* _Part of a data file_
-=-=-

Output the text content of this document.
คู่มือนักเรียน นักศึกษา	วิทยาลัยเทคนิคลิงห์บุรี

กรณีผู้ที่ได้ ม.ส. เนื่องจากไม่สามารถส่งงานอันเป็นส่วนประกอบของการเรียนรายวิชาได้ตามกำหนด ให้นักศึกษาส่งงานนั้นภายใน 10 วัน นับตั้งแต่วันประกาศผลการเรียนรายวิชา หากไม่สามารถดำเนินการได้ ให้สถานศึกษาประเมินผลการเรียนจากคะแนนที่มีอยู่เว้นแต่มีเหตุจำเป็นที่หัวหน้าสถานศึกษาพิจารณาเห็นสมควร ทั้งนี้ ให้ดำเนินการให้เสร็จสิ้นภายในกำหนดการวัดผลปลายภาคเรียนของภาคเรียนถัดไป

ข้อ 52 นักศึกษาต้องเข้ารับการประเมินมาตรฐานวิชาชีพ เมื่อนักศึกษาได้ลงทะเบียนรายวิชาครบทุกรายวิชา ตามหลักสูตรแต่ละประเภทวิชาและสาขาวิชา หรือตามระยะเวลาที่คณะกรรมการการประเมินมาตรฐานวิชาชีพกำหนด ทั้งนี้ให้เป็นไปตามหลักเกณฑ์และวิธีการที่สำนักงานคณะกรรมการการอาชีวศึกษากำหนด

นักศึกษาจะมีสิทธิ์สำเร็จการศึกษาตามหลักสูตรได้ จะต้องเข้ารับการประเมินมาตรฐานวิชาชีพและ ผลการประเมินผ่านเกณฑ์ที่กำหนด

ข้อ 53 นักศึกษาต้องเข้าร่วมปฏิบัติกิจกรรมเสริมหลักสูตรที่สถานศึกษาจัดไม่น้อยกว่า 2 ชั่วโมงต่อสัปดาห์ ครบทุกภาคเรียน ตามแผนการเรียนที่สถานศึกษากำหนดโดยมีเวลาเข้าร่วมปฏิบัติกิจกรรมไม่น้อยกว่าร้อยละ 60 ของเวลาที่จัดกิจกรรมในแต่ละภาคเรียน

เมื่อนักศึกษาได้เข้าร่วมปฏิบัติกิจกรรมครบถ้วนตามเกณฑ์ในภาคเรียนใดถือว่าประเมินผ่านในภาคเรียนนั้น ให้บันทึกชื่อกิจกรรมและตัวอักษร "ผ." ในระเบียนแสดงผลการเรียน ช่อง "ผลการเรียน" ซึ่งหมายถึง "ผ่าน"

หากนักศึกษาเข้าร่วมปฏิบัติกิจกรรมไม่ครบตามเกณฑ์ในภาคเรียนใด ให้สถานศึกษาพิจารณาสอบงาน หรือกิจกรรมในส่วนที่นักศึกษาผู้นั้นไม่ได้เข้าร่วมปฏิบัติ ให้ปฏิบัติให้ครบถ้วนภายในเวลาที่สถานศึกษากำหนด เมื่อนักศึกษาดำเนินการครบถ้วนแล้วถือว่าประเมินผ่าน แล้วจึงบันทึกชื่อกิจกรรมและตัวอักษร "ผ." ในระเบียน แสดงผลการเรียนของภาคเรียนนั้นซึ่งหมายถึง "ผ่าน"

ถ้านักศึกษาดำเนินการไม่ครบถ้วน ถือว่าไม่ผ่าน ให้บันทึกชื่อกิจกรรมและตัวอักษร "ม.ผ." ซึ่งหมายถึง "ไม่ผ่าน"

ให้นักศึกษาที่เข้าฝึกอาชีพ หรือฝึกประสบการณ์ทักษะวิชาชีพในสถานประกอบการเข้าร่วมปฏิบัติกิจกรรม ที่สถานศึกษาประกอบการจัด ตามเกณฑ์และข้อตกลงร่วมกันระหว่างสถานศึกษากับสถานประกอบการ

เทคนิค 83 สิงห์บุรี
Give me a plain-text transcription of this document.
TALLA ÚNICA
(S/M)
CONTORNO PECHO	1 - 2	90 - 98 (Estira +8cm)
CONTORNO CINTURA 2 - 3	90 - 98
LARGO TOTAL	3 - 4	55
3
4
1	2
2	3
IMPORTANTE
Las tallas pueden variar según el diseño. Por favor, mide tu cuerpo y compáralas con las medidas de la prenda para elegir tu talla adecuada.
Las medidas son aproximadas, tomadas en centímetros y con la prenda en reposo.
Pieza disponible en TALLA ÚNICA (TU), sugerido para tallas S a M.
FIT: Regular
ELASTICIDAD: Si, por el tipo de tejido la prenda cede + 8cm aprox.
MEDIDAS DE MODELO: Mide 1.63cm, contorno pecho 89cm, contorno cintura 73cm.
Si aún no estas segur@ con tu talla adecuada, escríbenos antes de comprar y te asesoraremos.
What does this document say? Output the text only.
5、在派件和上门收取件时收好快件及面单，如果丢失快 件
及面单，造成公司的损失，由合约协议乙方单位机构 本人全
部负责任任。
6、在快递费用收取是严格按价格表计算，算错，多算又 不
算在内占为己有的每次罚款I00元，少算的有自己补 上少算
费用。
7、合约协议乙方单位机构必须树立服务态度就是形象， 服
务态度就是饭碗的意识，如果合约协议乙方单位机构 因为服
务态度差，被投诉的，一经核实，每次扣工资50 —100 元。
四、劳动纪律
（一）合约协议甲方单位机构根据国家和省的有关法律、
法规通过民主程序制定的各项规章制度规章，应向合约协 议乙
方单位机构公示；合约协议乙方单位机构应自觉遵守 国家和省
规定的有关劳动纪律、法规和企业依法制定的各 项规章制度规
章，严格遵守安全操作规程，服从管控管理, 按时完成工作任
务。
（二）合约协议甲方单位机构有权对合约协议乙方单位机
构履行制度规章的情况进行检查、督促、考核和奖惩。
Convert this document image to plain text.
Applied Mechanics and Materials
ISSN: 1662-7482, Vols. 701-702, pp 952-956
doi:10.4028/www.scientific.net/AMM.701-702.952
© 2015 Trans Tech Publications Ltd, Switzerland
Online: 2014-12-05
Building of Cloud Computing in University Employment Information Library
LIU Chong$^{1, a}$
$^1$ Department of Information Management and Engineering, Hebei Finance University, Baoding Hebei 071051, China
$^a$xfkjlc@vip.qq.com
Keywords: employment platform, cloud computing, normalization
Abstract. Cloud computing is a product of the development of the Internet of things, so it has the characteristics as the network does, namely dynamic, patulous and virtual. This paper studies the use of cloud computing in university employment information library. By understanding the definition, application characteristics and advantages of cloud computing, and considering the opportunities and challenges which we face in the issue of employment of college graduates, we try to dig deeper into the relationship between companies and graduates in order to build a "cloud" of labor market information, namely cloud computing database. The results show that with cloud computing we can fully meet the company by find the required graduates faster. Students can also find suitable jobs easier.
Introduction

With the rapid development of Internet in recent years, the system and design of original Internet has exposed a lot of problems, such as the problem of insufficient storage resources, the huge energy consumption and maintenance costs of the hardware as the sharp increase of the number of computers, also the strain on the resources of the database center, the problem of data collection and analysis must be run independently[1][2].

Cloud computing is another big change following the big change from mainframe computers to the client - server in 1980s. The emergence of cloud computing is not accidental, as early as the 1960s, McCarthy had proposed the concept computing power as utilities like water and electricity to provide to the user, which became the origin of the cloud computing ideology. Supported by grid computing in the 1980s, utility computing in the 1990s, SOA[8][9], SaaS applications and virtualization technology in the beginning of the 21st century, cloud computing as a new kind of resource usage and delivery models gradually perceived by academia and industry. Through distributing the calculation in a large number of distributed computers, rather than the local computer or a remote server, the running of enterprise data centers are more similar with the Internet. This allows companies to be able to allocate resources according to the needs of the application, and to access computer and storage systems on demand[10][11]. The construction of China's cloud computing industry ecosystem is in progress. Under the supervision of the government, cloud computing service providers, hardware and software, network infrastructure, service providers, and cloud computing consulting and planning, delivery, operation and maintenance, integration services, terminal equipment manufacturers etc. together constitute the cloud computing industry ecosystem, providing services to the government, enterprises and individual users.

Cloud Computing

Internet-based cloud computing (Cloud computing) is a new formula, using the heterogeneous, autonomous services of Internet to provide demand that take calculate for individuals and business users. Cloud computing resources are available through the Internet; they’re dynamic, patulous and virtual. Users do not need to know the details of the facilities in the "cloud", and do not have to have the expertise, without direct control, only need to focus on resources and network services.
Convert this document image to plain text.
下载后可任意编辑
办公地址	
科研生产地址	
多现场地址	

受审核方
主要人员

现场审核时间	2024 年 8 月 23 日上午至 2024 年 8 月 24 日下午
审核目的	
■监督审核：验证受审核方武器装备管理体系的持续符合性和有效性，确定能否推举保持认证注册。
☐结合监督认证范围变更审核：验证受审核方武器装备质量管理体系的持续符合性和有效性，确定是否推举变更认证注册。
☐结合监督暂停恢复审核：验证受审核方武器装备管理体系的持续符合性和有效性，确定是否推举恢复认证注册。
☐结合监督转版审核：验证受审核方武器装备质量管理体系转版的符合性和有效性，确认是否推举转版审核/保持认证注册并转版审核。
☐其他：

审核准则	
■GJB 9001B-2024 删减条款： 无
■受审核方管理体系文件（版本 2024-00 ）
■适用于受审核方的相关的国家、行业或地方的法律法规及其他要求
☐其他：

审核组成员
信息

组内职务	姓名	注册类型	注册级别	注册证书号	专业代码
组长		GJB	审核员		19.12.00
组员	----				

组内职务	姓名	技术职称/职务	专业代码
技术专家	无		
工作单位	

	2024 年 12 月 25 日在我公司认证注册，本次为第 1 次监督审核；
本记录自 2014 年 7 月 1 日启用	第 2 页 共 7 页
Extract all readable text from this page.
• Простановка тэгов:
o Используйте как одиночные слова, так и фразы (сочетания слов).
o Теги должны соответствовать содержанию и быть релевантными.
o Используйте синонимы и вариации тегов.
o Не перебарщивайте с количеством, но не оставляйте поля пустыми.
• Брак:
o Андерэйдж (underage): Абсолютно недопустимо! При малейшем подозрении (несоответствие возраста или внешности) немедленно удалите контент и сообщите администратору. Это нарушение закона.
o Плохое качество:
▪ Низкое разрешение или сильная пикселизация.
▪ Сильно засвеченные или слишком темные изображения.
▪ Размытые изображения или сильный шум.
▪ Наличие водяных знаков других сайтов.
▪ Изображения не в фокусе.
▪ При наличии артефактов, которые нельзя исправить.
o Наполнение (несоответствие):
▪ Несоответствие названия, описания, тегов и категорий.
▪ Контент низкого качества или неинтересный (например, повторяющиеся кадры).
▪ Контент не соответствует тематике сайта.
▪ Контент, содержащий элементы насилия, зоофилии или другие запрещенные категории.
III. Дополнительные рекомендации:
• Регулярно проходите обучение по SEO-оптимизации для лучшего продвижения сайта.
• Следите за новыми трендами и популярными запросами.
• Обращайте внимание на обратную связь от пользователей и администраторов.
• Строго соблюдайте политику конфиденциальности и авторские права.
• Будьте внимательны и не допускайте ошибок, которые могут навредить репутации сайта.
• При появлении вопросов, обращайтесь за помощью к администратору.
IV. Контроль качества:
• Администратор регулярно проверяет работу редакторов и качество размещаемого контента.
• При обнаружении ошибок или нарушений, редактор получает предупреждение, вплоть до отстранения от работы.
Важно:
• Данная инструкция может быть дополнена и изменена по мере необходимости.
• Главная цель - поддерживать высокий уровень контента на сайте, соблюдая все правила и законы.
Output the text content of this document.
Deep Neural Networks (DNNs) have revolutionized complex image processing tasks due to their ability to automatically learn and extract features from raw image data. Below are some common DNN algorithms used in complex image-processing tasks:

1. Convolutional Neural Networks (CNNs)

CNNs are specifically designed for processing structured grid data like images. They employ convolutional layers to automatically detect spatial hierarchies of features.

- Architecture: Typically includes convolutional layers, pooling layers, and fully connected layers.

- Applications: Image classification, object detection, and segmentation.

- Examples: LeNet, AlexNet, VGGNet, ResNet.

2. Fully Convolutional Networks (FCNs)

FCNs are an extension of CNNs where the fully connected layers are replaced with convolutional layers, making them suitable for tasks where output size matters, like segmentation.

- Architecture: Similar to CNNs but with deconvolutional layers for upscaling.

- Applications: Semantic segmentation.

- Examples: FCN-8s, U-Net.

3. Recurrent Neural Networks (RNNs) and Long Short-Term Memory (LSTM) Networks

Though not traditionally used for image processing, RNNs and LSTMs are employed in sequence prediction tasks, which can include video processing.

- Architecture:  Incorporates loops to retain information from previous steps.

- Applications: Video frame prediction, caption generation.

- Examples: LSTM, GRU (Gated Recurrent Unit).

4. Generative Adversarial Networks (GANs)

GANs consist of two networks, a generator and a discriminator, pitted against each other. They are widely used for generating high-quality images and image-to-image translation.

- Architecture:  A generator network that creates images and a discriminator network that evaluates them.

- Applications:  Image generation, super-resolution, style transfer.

-=-=-

* _DIRECTIONS FOR THIS TASK_
Go through the material and select each line with the string "para" in it.

* _RESPONSE FOR THIS EXERCISE_
Las tallas pueden variar según el diseño. Por favor, mide tu cuerpo y compáralas con las medidas de la prenda para elegir tu talla adecuada.
Pieza disponible en TALLA ÚNICA (TU), sugerido para tallas S a M.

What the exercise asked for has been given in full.